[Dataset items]
________________________________________

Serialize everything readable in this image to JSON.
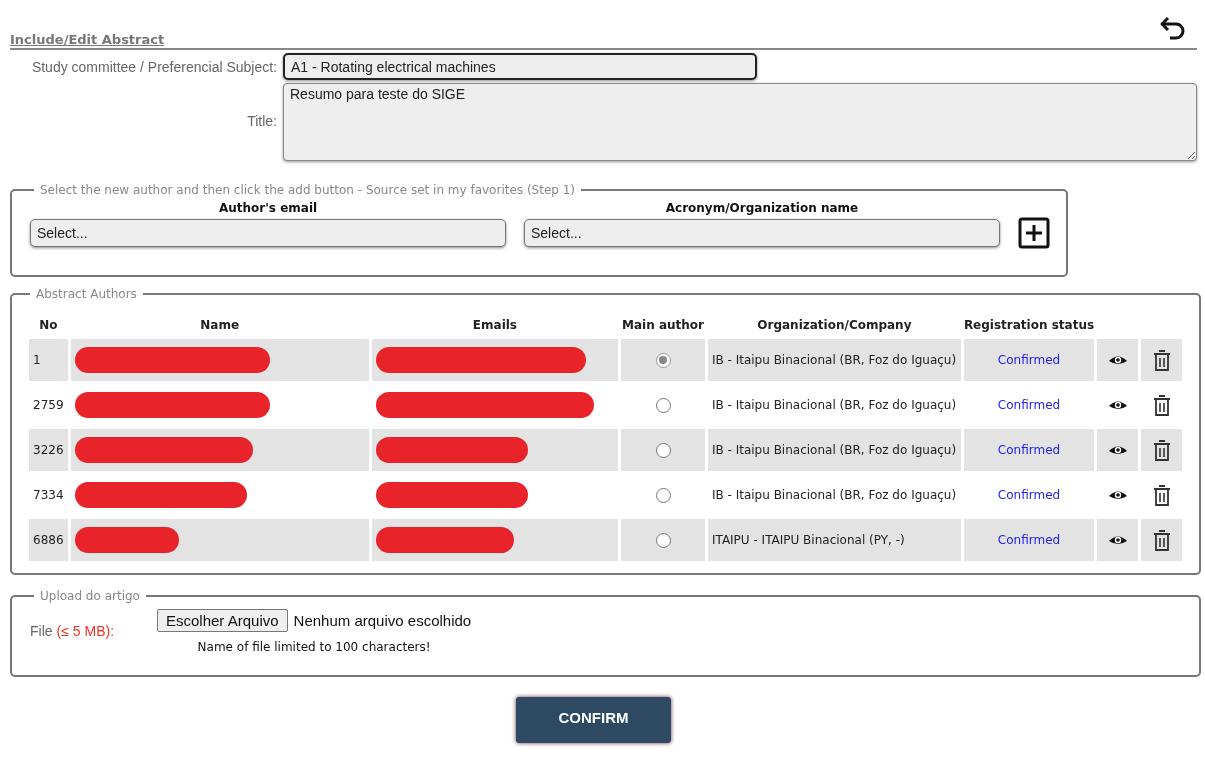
{
  "header": {
    "title": "Include/Edit Abstract"
  },
  "form": {
    "subject": {
      "label": "Study committee / Preferencial Subject:",
      "value": "A1 - Rotating electrical machines"
    },
    "title": {
      "label": "Title:",
      "value": "Resumo para teste do SIGE"
    }
  },
  "add_author": {
    "legend": "Select the new author and then click the add button - Source set in my favorites (Step 1)",
    "email": {
      "label": "Author's email",
      "placeholder": "Select..."
    },
    "organization": {
      "label": "Acronym/Organization name",
      "placeholder": "Select..."
    }
  },
  "authors": {
    "legend": "Abstract Authors",
    "columns": [
      "No",
      "Name",
      "Emails",
      "Main author",
      "Organization/Company",
      "Registration status"
    ],
    "rows": [
      {
        "no": "1",
        "redacted": true,
        "selected": true,
        "organization": "IB - Itaipu Binacional (BR, Foz do Iguaçu)",
        "status": "Confirmed"
      },
      {
        "no": "2759",
        "redacted": true,
        "selected": false,
        "organization": "IB - Itaipu Binacional (BR, Foz do Iguaçu)",
        "status": "Confirmed"
      },
      {
        "no": "3226",
        "redacted": true,
        "selected": false,
        "organization": "IB - Itaipu Binacional (BR, Foz do Iguaçu)",
        "status": "Confirmed"
      },
      {
        "no": "7334",
        "redacted": true,
        "selected": false,
        "organization": "IB - Itaipu Binacional (BR, Foz do Iguaçu)",
        "status": "Confirmed"
      },
      {
        "no": "6886",
        "redacted": true,
        "selected": false,
        "organization": "ITAIPU - ITAIPU Binacional (PY, -)",
        "status": "Confirmed"
      }
    ]
  },
  "upload": {
    "legend": "Upload do artigo",
    "label": "File",
    "limit": "(≤ 5 MB):",
    "button": "Escolher Arquivo",
    "status": "Nenhum arquivo escolhido",
    "hint": "Name of file limited to 100 characters!"
  },
  "confirm": {
    "label": "CONFIRM"
  }
}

________________________________________

### What to do
Only the number is wanted: how many lines of the data contain the word "button"?

### Reply to the exercise
2